DATA SUPPLIED>
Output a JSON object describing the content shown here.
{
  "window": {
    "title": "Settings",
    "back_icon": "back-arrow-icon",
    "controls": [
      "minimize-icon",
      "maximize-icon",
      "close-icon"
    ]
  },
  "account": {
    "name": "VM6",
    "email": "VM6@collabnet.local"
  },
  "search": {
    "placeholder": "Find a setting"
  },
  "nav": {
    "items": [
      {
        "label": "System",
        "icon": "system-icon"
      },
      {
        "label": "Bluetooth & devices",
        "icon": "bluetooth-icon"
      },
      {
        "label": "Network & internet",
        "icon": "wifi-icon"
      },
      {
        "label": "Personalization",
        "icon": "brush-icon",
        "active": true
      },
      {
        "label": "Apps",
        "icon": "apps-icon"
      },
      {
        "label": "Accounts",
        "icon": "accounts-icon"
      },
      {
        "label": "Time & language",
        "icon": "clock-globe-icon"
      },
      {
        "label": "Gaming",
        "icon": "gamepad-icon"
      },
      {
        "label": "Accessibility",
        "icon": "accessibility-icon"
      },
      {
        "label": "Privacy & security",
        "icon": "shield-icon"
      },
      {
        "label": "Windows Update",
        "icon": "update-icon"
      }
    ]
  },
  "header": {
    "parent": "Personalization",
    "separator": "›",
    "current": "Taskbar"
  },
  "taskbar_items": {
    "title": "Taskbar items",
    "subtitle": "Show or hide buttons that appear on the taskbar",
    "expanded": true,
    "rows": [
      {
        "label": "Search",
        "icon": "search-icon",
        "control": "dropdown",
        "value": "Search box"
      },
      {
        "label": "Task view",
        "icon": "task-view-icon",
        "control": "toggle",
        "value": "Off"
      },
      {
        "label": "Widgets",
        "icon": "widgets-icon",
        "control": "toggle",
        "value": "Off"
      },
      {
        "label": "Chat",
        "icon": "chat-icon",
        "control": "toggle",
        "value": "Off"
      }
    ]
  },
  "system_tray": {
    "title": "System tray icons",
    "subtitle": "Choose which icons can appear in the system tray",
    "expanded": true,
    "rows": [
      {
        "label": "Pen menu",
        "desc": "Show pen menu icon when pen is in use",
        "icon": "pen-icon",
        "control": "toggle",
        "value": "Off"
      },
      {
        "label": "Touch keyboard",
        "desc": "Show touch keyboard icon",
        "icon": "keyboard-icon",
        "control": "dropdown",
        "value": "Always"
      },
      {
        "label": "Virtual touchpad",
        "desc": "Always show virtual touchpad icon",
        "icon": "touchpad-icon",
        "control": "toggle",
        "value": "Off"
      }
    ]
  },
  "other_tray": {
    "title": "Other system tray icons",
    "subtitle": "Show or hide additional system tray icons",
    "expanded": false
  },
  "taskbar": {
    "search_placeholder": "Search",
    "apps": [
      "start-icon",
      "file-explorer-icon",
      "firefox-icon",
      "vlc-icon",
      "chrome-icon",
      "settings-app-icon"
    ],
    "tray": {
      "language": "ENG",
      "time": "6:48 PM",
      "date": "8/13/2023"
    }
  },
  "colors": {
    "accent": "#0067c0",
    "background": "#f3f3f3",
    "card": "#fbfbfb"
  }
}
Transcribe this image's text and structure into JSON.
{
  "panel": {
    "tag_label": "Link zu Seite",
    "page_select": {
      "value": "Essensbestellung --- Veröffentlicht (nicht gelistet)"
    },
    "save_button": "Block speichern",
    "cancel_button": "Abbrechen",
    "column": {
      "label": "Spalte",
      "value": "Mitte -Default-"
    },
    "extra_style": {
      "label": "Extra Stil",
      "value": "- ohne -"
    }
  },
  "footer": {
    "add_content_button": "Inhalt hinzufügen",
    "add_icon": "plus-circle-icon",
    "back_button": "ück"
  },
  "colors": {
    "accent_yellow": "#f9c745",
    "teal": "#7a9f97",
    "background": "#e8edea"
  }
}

DIRECTIVE>
Copy whichever lines in the listing above contain the word "touchpad".

ANSWER TO THIS EXERCISE>
        "label": "Virtual touchpad",
        "desc": "Always show virtual touchpad icon",
        "icon": "touchpad-icon",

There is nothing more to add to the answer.